Data entries for graphics:
*****

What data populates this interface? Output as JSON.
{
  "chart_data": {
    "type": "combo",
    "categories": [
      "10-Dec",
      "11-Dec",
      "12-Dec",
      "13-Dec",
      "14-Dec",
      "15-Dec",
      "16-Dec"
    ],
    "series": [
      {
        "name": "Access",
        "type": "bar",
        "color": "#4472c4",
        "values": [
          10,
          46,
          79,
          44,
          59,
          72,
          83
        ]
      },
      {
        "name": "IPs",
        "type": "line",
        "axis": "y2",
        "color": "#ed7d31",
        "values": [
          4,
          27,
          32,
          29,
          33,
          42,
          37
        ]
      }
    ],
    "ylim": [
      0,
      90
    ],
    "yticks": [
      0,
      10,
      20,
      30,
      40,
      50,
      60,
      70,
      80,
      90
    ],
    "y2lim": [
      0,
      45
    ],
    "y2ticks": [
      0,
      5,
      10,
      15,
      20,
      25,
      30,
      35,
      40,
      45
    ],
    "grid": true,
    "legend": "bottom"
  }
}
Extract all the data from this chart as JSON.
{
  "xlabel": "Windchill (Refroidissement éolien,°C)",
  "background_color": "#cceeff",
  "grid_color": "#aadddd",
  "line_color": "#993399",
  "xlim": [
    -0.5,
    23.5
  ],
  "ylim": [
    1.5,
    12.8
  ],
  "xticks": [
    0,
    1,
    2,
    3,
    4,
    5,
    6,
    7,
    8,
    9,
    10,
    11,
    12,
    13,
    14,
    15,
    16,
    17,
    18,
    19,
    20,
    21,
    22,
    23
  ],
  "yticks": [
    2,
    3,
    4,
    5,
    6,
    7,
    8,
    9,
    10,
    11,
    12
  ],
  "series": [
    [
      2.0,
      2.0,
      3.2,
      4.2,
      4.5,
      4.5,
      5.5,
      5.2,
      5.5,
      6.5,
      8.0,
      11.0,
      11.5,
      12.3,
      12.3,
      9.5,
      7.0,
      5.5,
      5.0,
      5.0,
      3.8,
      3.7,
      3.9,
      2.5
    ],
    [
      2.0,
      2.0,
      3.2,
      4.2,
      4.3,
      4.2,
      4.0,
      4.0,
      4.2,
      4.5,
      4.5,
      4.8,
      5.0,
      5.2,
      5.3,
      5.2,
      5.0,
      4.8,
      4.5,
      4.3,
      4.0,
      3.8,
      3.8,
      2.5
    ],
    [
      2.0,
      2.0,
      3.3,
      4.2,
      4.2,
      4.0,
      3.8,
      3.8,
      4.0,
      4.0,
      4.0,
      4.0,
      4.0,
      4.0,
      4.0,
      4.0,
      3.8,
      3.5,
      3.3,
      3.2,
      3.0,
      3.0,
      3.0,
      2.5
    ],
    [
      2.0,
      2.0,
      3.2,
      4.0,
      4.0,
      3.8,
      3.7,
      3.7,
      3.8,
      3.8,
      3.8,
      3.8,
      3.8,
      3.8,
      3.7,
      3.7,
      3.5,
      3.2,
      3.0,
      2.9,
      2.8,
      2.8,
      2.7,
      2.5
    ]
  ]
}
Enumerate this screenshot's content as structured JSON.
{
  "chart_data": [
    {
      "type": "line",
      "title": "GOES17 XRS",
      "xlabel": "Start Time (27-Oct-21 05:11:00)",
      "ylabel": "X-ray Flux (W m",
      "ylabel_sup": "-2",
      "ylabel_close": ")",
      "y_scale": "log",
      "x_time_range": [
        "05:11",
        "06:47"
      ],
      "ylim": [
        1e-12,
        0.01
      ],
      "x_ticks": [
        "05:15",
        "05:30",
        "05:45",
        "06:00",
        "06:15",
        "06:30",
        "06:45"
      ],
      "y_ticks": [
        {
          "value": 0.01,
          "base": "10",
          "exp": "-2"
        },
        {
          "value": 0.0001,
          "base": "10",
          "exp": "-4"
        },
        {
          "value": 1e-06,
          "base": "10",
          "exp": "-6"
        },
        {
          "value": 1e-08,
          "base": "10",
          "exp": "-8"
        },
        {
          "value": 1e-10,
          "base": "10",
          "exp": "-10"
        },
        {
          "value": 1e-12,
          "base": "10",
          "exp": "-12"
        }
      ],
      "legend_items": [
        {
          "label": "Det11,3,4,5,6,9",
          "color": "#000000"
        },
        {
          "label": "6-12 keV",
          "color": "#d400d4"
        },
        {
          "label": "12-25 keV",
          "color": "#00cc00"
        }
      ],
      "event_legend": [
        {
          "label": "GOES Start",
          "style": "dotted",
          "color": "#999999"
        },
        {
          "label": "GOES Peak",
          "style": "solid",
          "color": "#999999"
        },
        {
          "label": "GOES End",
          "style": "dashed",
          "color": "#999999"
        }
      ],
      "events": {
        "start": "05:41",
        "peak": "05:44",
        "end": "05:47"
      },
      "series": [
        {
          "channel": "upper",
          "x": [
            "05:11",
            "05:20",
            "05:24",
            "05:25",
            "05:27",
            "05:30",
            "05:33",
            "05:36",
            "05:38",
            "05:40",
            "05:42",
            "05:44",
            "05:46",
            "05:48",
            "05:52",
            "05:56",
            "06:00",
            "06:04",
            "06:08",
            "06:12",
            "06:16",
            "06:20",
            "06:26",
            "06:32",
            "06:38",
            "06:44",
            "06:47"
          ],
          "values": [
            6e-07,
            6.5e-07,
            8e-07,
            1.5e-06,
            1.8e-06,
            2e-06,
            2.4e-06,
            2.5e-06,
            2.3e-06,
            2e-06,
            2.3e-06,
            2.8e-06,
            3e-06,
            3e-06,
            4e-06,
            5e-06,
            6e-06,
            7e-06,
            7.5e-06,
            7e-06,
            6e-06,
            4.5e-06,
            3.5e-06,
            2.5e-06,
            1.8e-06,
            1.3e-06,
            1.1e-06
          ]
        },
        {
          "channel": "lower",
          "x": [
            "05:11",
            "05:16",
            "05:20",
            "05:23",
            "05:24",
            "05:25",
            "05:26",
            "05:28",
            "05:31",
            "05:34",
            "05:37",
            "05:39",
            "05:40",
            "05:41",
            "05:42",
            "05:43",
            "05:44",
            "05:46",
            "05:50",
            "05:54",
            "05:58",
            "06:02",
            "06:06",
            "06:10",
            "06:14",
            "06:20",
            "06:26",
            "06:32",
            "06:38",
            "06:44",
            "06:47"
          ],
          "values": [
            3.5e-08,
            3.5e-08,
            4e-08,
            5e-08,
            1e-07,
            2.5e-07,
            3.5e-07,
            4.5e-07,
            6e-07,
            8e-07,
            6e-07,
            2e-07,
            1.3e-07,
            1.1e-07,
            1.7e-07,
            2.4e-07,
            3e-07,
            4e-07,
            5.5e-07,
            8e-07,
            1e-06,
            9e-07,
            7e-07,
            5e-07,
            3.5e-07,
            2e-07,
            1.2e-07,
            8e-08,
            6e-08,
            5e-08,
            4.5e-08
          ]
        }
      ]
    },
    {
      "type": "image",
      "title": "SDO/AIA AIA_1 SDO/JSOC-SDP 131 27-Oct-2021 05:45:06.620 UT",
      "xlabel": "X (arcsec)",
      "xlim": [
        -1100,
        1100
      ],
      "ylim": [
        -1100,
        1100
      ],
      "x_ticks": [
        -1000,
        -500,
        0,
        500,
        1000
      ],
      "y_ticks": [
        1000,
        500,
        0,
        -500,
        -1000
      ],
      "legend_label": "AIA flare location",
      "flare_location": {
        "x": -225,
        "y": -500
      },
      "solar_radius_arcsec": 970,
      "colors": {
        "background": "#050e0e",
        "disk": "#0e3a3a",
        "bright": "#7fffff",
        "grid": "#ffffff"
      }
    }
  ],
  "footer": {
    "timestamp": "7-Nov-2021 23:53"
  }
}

*****

Problem details:
Every line above needs to be retyped exactly.

The response:
What data populates this interface? Output as JSON.
{
  "chart_data": {
    "type": "combo",
    "categories": [
      "10-Dec",
      "11-Dec",
      "12-Dec",
      "13-Dec",
      "14-Dec",
      "15-Dec",
      "16-Dec"
    ],
    "series": [
      {
        "name": "Access",
        "type": "bar",
        "color": "#4472c4",
        "values": [
          10,
          46,
          79,
          44,
          59,
          72,
          83
        ]
      },
      {
        "name": "IPs",
        "type": "line",
        "axis": "y2",
        "color": "#ed7d31",
        "values": [
          4,
          27,
          32,
          29,
          33,
          42,
          37
        ]
      }
    ],
    "ylim": [
      0,
      90
    ],
    "yticks": [
      0,
      10,
      20,
      30,
      40,
      50,
      60,
      70,
      80,
      90
    ],
    "y2lim": [
      0,
      45
    ],
    "y2ticks": [
      0,
      5,
      10,
      15,
      20,
      25,
      30,
      35,
      40,
      45
    ],
    "grid": true,
    "legend": "bottom"
  }
}
Extract all the data from this chart as JSON.
{
  "xlabel": "Windchill (Refroidissement éolien,°C)",
  "background_color": "#cceeff",
  "grid_color": "#aadddd",
  "line_color": "#993399",
  "xlim": [
    -0.5,
    23.5
  ],
  "ylim": [
    1.5,
    12.8
  ],
  "xticks": [
    0,
    1,
    2,
    3,
    4,
    5,
    6,
    7,
    8,
    9,
    10,
    11,
    12,
    13,
    14,
    15,
    16,
    17,
    18,
    19,
    20,
    21,
    22,
    23
  ],
  "yticks": [
    2,
    3,
    4,
    5,
    6,
    7,
    8,
    9,
    10,
    11,
    12
  ],
  "series": [
    [
      2.0,
      2.0,
      3.2,
      4.2,
      4.5,
      4.5,
      5.5,
      5.2,
      5.5,
      6.5,
      8.0,
      11.0,
      11.5,
      12.3,
      12.3,
      9.5,
      7.0,
      5.5,
      5.0,
      5.0,
      3.8,
      3.7,
      3.9,
      2.5
    ],
    [
      2.0,
      2.0,
      3.2,
      4.2,
      4.3,
      4.2,
      4.0,
      4.0,
      4.2,
      4.5,
      4.5,
      4.8,
      5.0,
      5.2,
      5.3,
      5.2,
      5.0,
      4.8,
      4.5,
      4.3,
      4.0,
      3.8,
      3.8,
      2.5
    ],
    [
      2.0,
      2.0,
      3.3,
      4.2,
      4.2,
      4.0,
      3.8,
      3.8,
      4.0,
      4.0,
      4.0,
      4.0,
      4.0,
      4.0,
      4.0,
      4.0,
      3.8,
      3.5,
      3.3,
      3.2,
      3.0,
      3.0,
      3.0,
      2.5
    ],
    [
      2.0,
      2.0,
      3.2,
      4.0,
      4.0,
      3.8,
      3.7,
      3.7,
      3.8,
      3.8,
      3.8,
      3.8,
      3.8,
      3.8,
      3.7,
      3.7,
      3.5,
      3.2,
      3.0,
      2.9,
      2.8,
      2.8,
      2.7,
      2.5
    ]
  ]
}
Enumerate this screenshot's content as structured JSON.
{
  "chart_data": [
    {
      "type": "line",
      "title": "GOES17 XRS",
      "xlabel": "Start Time (27-Oct-21 05:11:00)",
      "ylabel": "X-ray Flux (W m",
      "ylabel_sup": "-2",
      "ylabel_close": ")",
      "y_scale": "log",
      "x_time_range": [
        "05:11",
        "06:47"
      ],
      "ylim": [
        1e-12,
        0.01
      ],
      "x_ticks": [
        "05:15",
        "05:30",
        "05:45",
        "06:00",
        "06:15",
        "06:30",
        "06:45"
      ],
      "y_ticks": [
        {
          "value": 0.01,
          "base": "10",
          "exp": "-2"
        },
        {
          "value": 0.0001,
          "base": "10",
          "exp": "-4"
        },
        {
          "value": 1e-06,
          "base": "10",
          "exp": "-6"
        },
        {
          "value": 1e-08,
          "base": "10",
          "exp": "-8"
        },
        {
          "value": 1e-10,
          "base": "10",
          "exp": "-10"
        },
        {
          "value": 1e-12,
          "base": "10",
          "exp": "-12"
        }
      ],
      "legend_items": [
        {
          "label": "Det11,3,4,5,6,9",
          "color": "#000000"
        },
        {
          "label": "6-12 keV",
          "color": "#d400d4"
        },
        {
          "label": "12-25 keV",
          "color": "#00cc00"
        }
      ],
      "event_legend": [
        {
          "label": "GOES Start",
          "style": "dotted",
          "color": "#999999"
        },
        {
          "label": "GOES Peak",
          "style": "solid",
          "color": "#999999"
        },
        {
          "label": "GOES End",
          "style": "dashed",
          "color": "#999999"
        }
      ],
      "events": {
        "start": "05:41",
        "peak": "05:44",
        "end": "05:47"
      },
      "series": [
        {
          "channel": "upper",
          "x": [
            "05:11",
            "05:20",
            "05:24",
            "05:25",
            "05:27",
            "05:30",
            "05:33",
            "05:36",
            "05:38",
            "05:40",
            "05:42",
            "05:44",
            "05:46",
            "05:48",
            "05:52",
            "05:56",
            "06:00",
            "06:04",
            "06:08",
            "06:12",
            "06:16",
            "06:20",
            "06:26",
            "06:32",
            "06:38",
            "06:44",
            "06:47"
          ],
          "values": [
            6e-07,
            6.5e-07,
            8e-07,
            1.5e-06,
            1.8e-06,
            2e-06,
            2.4e-06,
            2.5e-06,
            2.3e-06,
            2e-06,
            2.3e-06,
            2.8e-06,
            3e-06,
            3e-06,
            4e-06,
            5e-06,
            6e-06,
            7e-06,
            7.5e-06,
            7e-06,
            6e-06,
            4.5e-06,
            3.5e-06,
            2.5e-06,
            1.8e-06,
            1.3e-06,
            1.1e-06
          ]
        },
        {
          "channel": "lower",
          "x": [
            "05:11",
            "05:16",
            "05:20",
            "05:23",
            "05:24",
            "05:25",
            "05:26",
            "05:28",
            "05:31",
            "05:34",
            "05:37",
            "05:39",
            "05:40",
            "05:41",
            "05:42",
            "05:43",
            "05:44",
            "05:46",
            "05:50",
            "05:54",
            "05:58",
            "06:02",
            "06:06",
            "06:10",
            "06:14",
            "06:20",
            "06:26",
            "06:32",
            "06:38",
            "06:44",
            "06:47"
          ],
          "values": [
            3.5e-08,
            3.5e-08,
            4e-08,
            5e-08,
            1e-07,
            2.5e-07,
            3.5e-07,
            4.5e-07,
            6e-07,
            8e-07,
            6e-07,
            2e-07,
            1.3e-07,
            1.1e-07,
            1.7e-07,
            2.4e-07,
            3e-07,
            4e-07,
            5.5e-07,
            8e-07,
            1e-06,
            9e-07,
            7e-07,
            5e-07,
            3.5e-07,
            2e-07,
            1.2e-07,
            8e-08,
            6e-08,
            5e-08,
            4.5e-08
          ]
        }
      ]
    },
    {
      "type": "image",
      "title": "SDO/AIA AIA_1 SDO/JSOC-SDP 131 27-Oct-2021 05:45:06.620 UT",
      "xlabel": "X (arcsec)",
      "xlim": [
        -1100,
        1100
      ],
      "ylim": [
        -1100,
        1100
      ],
      "x_ticks": [
        -1000,
        -500,
        0,
        500,
        1000
      ],
      "y_ticks": [
        1000,
        500,
        0,
        -500,
        -1000
      ],
      "legend_label": "AIA flare location",
      "flare_location": {
        "x": -225,
        "y": -500
      },
      "solar_radius_arcsec": 970,
      "colors": {
        "background": "#050e0e",
        "disk": "#0e3a3a",
        "bright": "#7fffff",
        "grid": "#ffffff"
      }
    }
  ],
  "footer": {
    "timestamp": "7-Nov-2021 23:53"
  }
}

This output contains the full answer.